_Supplied information:_
——————
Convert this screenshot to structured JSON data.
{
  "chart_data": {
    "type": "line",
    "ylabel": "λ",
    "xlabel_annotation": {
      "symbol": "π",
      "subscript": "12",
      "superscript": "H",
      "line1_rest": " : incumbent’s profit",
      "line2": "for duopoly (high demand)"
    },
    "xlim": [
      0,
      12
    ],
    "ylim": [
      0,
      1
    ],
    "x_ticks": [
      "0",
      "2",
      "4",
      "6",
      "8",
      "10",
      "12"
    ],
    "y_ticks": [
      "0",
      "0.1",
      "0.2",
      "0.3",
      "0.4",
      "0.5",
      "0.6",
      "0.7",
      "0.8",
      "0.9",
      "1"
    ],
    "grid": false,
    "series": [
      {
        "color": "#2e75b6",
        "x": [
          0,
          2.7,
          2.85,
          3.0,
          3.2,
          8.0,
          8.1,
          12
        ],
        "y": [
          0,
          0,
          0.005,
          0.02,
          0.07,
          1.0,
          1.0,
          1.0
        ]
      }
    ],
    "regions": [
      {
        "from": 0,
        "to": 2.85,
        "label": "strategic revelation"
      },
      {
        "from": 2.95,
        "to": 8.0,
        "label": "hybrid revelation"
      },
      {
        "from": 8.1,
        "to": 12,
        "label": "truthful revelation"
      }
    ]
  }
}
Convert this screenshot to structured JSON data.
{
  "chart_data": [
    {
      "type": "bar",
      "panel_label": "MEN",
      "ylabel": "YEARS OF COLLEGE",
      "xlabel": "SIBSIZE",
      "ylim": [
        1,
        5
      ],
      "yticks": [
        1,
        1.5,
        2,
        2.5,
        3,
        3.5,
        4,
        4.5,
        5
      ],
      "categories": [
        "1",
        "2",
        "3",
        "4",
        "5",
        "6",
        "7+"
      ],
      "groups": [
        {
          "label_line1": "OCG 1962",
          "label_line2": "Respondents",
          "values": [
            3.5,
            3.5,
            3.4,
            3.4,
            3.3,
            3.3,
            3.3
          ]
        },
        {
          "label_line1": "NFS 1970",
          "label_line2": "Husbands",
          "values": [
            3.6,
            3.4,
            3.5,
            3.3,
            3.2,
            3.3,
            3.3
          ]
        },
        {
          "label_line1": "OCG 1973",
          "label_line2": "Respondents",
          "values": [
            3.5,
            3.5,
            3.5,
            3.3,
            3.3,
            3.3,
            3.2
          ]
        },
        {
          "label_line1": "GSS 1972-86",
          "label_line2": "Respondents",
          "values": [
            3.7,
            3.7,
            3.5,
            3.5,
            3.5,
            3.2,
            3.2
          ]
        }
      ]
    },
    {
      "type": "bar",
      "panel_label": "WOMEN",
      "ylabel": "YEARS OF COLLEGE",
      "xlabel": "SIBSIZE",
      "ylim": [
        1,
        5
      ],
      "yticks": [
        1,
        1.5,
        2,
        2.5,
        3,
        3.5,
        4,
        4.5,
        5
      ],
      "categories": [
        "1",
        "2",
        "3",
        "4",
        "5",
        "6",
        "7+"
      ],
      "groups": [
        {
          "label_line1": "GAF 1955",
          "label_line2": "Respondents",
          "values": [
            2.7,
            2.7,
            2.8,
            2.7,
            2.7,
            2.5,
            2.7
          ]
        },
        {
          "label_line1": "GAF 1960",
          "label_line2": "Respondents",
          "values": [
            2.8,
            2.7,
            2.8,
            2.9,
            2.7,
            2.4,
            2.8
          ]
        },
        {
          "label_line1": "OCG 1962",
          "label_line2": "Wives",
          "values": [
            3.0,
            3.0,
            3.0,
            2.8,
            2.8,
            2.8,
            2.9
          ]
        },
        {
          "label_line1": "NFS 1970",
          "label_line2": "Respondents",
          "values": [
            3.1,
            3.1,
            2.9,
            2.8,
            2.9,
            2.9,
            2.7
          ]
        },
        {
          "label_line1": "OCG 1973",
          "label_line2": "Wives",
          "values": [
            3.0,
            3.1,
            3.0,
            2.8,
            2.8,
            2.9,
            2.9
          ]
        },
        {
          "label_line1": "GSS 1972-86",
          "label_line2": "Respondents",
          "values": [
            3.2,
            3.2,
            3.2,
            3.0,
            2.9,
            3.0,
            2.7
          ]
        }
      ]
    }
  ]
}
——————
_Task requirements:_
Quote every record above exactly.

_Task output:_
Convert this screenshot to structured JSON data.
{
  "chart_data": {
    "type": "line",
    "ylabel": "λ",
    "xlabel_annotation": {
      "symbol": "π",
      "subscript": "12",
      "superscript": "H",
      "line1_rest": " : incumbent’s profit",
      "line2": "for duopoly (high demand)"
    },
    "xlim": [
      0,
      12
    ],
    "ylim": [
      0,
      1
    ],
    "x_ticks": [
      "0",
      "2",
      "4",
      "6",
      "8",
      "10",
      "12"
    ],
    "y_ticks": [
      "0",
      "0.1",
      "0.2",
      "0.3",
      "0.4",
      "0.5",
      "0.6",
      "0.7",
      "0.8",
      "0.9",
      "1"
    ],
    "grid": false,
    "series": [
      {
        "color": "#2e75b6",
        "x": [
          0,
          2.7,
          2.85,
          3.0,
          3.2,
          8.0,
          8.1,
          12
        ],
        "y": [
          0,
          0,
          0.005,
          0.02,
          0.07,
          1.0,
          1.0,
          1.0
        ]
      }
    ],
    "regions": [
      {
        "from": 0,
        "to": 2.85,
        "label": "strategic revelation"
      },
      {
        "from": 2.95,
        "to": 8.0,
        "label": "hybrid revelation"
      },
      {
        "from": 8.1,
        "to": 12,
        "label": "truthful revelation"
      }
    ]
  }
}
Convert this screenshot to structured JSON data.
{
  "chart_data": [
    {
      "type": "bar",
      "panel_label": "MEN",
      "ylabel": "YEARS OF COLLEGE",
      "xlabel": "SIBSIZE",
      "ylim": [
        1,
        5
      ],
      "yticks": [
        1,
        1.5,
        2,
        2.5,
        3,
        3.5,
        4,
        4.5,
        5
      ],
      "categories": [
        "1",
        "2",
        "3",
        "4",
        "5",
        "6",
        "7+"
      ],
      "groups": [
        {
          "label_line1": "OCG 1962",
          "label_line2": "Respondents",
          "values": [
            3.5,
            3.5,
            3.4,
            3.4,
            3.3,
            3.3,
            3.3
          ]
        },
        {
          "label_line1": "NFS 1970",
          "label_line2": "Husbands",
          "values": [
            3.6,
            3.4,
            3.5,
            3.3,
            3.2,
            3.3,
            3.3
          ]
        },
        {
          "label_line1": "OCG 1973",
          "label_line2": "Respondents",
          "values": [
            3.5,
            3.5,
            3.5,
            3.3,
            3.3,
            3.3,
            3.2
          ]
        },
        {
          "label_line1": "GSS 1972-86",
          "label_line2": "Respondents",
          "values": [
            3.7,
            3.7,
            3.5,
            3.5,
            3.5,
            3.2,
            3.2
          ]
        }
      ]
    },
    {
      "type": "bar",
      "panel_label": "WOMEN",
      "ylabel": "YEARS OF COLLEGE",
      "xlabel": "SIBSIZE",
      "ylim": [
        1,
        5
      ],
      "yticks": [
        1,
        1.5,
        2,
        2.5,
        3,
        3.5,
        4,
        4.5,
        5
      ],
      "categories": [
        "1",
        "2",
        "3",
        "4",
        "5",
        "6",
        "7+"
      ],
      "groups": [
        {
          "label_line1": "GAF 1955",
          "label_line2": "Respondents",
          "values": [
            2.7,
            2.7,
            2.8,
            2.7,
            2.7,
            2.5,
            2.7
          ]
        },
        {
          "label_line1": "GAF 1960",
          "label_line2": "Respondents",
          "values": [
            2.8,
            2.7,
            2.8,
            2.9,
            2.7,
            2.4,
            2.8
          ]
        },
        {
          "label_line1": "OCG 1962",
          "label_line2": "Wives",
          "values": [
            3.0,
            3.0,
            3.0,
            2.8,
            2.8,
            2.8,
            2.9
          ]
        },
        {
          "label_line1": "NFS 1970",
          "label_line2": "Respondents",
          "values": [
            3.1,
            3.1,
            2.9,
            2.8,
            2.9,
            2.9,
            2.7
          ]
        },
        {
          "label_line1": "OCG 1973",
          "label_line2": "Wives",
          "values": [
            3.0,
            3.1,
            3.0,
            2.8,
            2.8,
            2.9,
            2.9
          ]
        },
        {
          "label_line1": "GSS 1972-86",
          "label_line2": "Respondents",
          "values": [
            3.2,
            3.2,
            3.2,
            3.0,
            2.9,
            3.0,
            2.7
          ]
        }
      ]
    }
  ]
}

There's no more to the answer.